• **What you should do**
All the data should come back exactly as it was given.

━━━━━━━━━━━━━━━━

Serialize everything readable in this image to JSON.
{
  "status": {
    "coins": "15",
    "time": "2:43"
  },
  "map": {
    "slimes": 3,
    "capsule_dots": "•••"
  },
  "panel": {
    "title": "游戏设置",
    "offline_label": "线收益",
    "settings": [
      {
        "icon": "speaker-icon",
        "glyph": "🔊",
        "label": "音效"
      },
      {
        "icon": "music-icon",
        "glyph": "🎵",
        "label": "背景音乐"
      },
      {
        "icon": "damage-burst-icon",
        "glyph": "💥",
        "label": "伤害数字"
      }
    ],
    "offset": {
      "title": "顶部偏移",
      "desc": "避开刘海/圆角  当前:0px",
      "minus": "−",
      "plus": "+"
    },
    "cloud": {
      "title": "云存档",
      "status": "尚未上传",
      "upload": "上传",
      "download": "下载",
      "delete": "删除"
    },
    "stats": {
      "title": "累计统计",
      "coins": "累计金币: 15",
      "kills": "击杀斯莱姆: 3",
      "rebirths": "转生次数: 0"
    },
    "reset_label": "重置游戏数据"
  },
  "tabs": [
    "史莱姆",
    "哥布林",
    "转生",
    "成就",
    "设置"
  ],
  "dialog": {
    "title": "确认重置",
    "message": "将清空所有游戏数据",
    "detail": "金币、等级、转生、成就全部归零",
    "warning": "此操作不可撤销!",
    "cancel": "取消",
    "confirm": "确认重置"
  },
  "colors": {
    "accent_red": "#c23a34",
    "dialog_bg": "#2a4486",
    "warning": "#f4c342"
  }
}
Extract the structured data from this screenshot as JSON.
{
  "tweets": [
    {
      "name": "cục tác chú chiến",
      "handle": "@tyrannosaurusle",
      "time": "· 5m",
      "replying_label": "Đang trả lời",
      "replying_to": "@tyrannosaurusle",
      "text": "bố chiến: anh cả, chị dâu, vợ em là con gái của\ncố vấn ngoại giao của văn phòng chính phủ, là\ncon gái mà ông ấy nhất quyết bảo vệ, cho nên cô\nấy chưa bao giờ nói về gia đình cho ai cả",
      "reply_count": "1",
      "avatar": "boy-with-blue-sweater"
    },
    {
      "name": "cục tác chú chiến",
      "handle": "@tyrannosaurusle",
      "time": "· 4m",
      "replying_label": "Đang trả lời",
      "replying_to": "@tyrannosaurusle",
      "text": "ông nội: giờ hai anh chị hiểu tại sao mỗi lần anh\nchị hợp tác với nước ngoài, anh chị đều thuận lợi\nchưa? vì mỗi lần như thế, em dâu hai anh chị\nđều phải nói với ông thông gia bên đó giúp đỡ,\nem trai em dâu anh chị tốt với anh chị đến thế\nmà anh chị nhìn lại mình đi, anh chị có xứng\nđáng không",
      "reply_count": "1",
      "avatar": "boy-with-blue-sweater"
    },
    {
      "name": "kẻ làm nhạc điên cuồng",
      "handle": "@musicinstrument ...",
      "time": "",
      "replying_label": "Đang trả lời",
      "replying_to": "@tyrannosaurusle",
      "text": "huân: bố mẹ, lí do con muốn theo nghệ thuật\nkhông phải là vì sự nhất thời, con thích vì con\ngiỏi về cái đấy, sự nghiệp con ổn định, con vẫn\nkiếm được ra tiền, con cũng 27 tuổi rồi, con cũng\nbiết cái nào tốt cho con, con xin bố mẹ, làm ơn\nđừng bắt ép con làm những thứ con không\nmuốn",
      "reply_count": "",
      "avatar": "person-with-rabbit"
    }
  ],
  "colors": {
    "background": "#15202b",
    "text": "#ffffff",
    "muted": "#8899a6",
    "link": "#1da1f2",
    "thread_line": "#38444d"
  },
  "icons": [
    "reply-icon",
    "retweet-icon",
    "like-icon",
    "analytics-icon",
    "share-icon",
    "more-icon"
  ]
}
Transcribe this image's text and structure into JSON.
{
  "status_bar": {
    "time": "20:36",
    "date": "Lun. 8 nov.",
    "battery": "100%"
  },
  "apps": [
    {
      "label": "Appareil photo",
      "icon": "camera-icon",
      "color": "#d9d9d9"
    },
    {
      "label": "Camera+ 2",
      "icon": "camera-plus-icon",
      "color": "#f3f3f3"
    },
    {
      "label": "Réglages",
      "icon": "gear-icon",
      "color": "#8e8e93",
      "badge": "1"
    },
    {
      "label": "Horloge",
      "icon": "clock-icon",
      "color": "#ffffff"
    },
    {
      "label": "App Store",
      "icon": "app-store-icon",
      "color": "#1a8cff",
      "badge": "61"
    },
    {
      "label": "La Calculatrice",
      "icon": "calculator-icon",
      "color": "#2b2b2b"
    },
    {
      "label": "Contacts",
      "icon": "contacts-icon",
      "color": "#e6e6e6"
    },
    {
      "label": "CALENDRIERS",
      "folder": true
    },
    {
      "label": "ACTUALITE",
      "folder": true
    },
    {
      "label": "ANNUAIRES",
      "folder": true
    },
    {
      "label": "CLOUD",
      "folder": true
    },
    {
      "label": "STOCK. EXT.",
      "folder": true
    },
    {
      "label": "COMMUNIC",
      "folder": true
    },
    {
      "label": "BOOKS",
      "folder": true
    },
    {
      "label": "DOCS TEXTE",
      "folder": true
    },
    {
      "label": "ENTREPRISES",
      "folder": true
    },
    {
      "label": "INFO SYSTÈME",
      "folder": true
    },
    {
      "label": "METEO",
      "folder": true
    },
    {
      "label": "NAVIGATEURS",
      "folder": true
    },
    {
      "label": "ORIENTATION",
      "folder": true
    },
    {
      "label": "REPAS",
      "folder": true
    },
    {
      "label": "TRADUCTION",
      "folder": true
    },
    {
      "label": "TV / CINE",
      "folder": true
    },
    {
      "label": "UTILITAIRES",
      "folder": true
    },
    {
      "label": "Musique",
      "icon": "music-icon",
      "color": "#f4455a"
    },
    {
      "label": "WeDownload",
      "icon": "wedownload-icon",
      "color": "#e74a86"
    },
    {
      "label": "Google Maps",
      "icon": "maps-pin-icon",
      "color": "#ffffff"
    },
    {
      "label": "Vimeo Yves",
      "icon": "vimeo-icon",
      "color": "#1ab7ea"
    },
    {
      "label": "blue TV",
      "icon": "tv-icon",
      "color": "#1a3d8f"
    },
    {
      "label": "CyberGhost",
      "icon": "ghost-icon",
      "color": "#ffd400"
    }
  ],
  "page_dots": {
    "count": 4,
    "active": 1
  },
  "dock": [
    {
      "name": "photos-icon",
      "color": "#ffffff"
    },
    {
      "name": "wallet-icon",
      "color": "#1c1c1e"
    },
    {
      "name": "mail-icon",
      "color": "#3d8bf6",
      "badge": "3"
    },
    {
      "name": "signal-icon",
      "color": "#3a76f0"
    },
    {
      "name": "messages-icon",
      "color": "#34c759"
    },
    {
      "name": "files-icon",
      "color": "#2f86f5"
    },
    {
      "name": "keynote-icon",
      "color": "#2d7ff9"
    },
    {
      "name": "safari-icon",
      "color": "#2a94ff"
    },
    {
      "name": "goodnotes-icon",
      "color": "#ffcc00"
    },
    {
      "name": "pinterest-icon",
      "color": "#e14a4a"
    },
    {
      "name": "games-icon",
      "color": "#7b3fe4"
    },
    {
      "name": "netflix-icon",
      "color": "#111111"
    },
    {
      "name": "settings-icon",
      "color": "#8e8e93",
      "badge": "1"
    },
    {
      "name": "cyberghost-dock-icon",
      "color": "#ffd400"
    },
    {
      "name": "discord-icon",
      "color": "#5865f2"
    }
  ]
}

━━━━━━━━━━━━━━━━

• **Final result**
Serialize everything readable in this image to JSON.
{
  "status": {
    "coins": "15",
    "time": "2:43"
  },
  "map": {
    "slimes": 3,
    "capsule_dots": "•••"
  },
  "panel": {
    "title": "游戏设置",
    "offline_label": "线收益",
    "settings": [
      {
        "icon": "speaker-icon",
        "glyph": "🔊",
        "label": "音效"
      },
      {
        "icon": "music-icon",
        "glyph": "🎵",
        "label": "背景音乐"
      },
      {
        "icon": "damage-burst-icon",
        "glyph": "💥",
        "label": "伤害数字"
      }
    ],
    "offset": {
      "title": "顶部偏移",
      "desc": "避开刘海/圆角  当前:0px",
      "minus": "−",
      "plus": "+"
    },
    "cloud": {
      "title": "云存档",
      "status": "尚未上传",
      "upload": "上传",
      "download": "下载",
      "delete": "删除"
    },
    "stats": {
      "title": "累计统计",
      "coins": "累计金币: 15",
      "kills": "击杀斯莱姆: 3",
      "rebirths": "转生次数: 0"
    },
    "reset_label": "重置游戏数据"
  },
  "tabs": [
    "史莱姆",
    "哥布林",
    "转生",
    "成就",
    "设置"
  ],
  "dialog": {
    "title": "确认重置",
    "message": "将清空所有游戏数据",
    "detail": "金币、等级、转生、成就全部归零",
    "warning": "此操作不可撤销!",
    "cancel": "取消",
    "confirm": "确认重置"
  },
  "colors": {
    "accent_red": "#c23a34",
    "dialog_bg": "#2a4486",
    "warning": "#f4c342"
  }
}
Extract the structured data from this screenshot as JSON.
{
  "tweets": [
    {
      "name": "cục tác chú chiến",
      "handle": "@tyrannosaurusle",
      "time": "· 5m",
      "replying_label": "Đang trả lời",
      "replying_to": "@tyrannosaurusle",
      "text": "bố chiến: anh cả, chị dâu, vợ em là con gái của\ncố vấn ngoại giao của văn phòng chính phủ, là\ncon gái mà ông ấy nhất quyết bảo vệ, cho nên cô\nấy chưa bao giờ nói về gia đình cho ai cả",
      "reply_count": "1",
      "avatar": "boy-with-blue-sweater"
    },
    {
      "name": "cục tác chú chiến",
      "handle": "@tyrannosaurusle",
      "time": "· 4m",
      "replying_label": "Đang trả lời",
      "replying_to": "@tyrannosaurusle",
      "text": "ông nội: giờ hai anh chị hiểu tại sao mỗi lần anh\nchị hợp tác với nước ngoài, anh chị đều thuận lợi\nchưa? vì mỗi lần như thế, em dâu hai anh chị\nđều phải nói với ông thông gia bên đó giúp đỡ,\nem trai em dâu anh chị tốt với anh chị đến thế\nmà anh chị nhìn lại mình đi, anh chị có xứng\nđáng không",
      "reply_count": "1",
      "avatar": "boy-with-blue-sweater"
    },
    {
      "name": "kẻ làm nhạc điên cuồng",
      "handle": "@musicinstrument ...",
      "time": "",
      "replying_label": "Đang trả lời",
      "replying_to": "@tyrannosaurusle",
      "text": "huân: bố mẹ, lí do con muốn theo nghệ thuật\nkhông phải là vì sự nhất thời, con thích vì con\ngiỏi về cái đấy, sự nghiệp con ổn định, con vẫn\nkiếm được ra tiền, con cũng 27 tuổi rồi, con cũng\nbiết cái nào tốt cho con, con xin bố mẹ, làm ơn\nđừng bắt ép con làm những thứ con không\nmuốn",
      "reply_count": "",
      "avatar": "person-with-rabbit"
    }
  ],
  "colors": {
    "background": "#15202b",
    "text": "#ffffff",
    "muted": "#8899a6",
    "link": "#1da1f2",
    "thread_line": "#38444d"
  },
  "icons": [
    "reply-icon",
    "retweet-icon",
    "like-icon",
    "analytics-icon",
    "share-icon",
    "more-icon"
  ]
}
Transcribe this image's text and structure into JSON.
{
  "status_bar": {
    "time": "20:36",
    "date": "Lun. 8 nov.",
    "battery": "100%"
  },
  "apps": [
    {
      "label": "Appareil photo",
      "icon": "camera-icon",
      "color": "#d9d9d9"
    },
    {
      "label": "Camera+ 2",
      "icon": "camera-plus-icon",
      "color": "#f3f3f3"
    },
    {
      "label": "Réglages",
      "icon": "gear-icon",
      "color": "#8e8e93",
      "badge": "1"
    },
    {
      "label": "Horloge",
      "icon": "clock-icon",
      "color": "#ffffff"
    },
    {
      "label": "App Store",
      "icon": "app-store-icon",
      "color": "#1a8cff",
      "badge": "61"
    },
    {
      "label": "La Calculatrice",
      "icon": "calculator-icon",
      "color": "#2b2b2b"
    },
    {
      "label": "Contacts",
      "icon": "contacts-icon",
      "color": "#e6e6e6"
    },
    {
      "label": "CALENDRIERS",
      "folder": true
    },
    {
      "label": "ACTUALITE",
      "folder": true
    },
    {
      "label": "ANNUAIRES",
      "folder": true
    },
    {
      "label": "CLOUD",
      "folder": true
    },
    {
      "label": "STOCK. EXT.",
      "folder": true
    },
    {
      "label": "COMMUNIC",
      "folder": true
    },
    {
      "label": "BOOKS",
      "folder": true
    },
    {
      "label": "DOCS TEXTE",
      "folder": true
    },
    {
      "label": "ENTREPRISES",
      "folder": true
    },
    {
      "label": "INFO SYSTÈME",
      "folder": true
    },
    {
      "label": "METEO",
      "folder": true
    },
    {
      "label": "NAVIGATEURS",
      "folder": true
    },
    {
      "label": "ORIENTATION",
      "folder": true
    },
    {
      "label": "REPAS",
      "folder": true
    },
    {
      "label": "TRADUCTION",
      "folder": true
    },
    {
      "label": "TV / CINE",
      "folder": true
    },
    {
      "label": "UTILITAIRES",
      "folder": true
    },
    {
      "label": "Musique",
      "icon": "music-icon",
      "color": "#f4455a"
    },
    {
      "label": "WeDownload",
      "icon": "wedownload-icon",
      "color": "#e74a86"
    },
    {
      "label": "Google Maps",
      "icon": "maps-pin-icon",
      "color": "#ffffff"
    },
    {
      "label": "Vimeo Yves",
      "icon": "vimeo-icon",
      "color": "#1ab7ea"
    },
    {
      "label": "blue TV",
      "icon": "tv-icon",
      "color": "#1a3d8f"
    },
    {
      "label": "CyberGhost",
      "icon": "ghost-icon",
      "color": "#ffd400"
    }
  ],
  "page_dots": {
    "count": 4,
    "active": 1
  },
  "dock": [
    {
      "name": "photos-icon",
      "color": "#ffffff"
    },
    {
      "name": "wallet-icon",
      "color": "#1c1c1e"
    },
    {
      "name": "mail-icon",
      "color": "#3d8bf6",
      "badge": "3"
    },
    {
      "name": "signal-icon",
      "color": "#3a76f0"
    },
    {
      "name": "messages-icon",
      "color": "#34c759"
    },
    {
      "name": "files-icon",
      "color": "#2f86f5"
    },
    {
      "name": "keynote-icon",
      "color": "#2d7ff9"
    },
    {
      "name": "safari-icon",
      "color": "#2a94ff"
    },
    {
      "name": "goodnotes-icon",
      "color": "#ffcc00"
    },
    {
      "name": "pinterest-icon",
      "color": "#e14a4a"
    },
    {
      "name": "games-icon",
      "color": "#7b3fe4"
    },
    {
      "name": "netflix-icon",
      "color": "#111111"
    },
    {
      "name": "settings-icon",
      "color": "#8e8e93",
      "badge": "1"
    },
    {
      "name": "cyberghost-dock-icon",
      "color": "#ffd400"
    },
    {
      "name": "discord-icon",
      "color": "#5865f2"
    }
  ]
}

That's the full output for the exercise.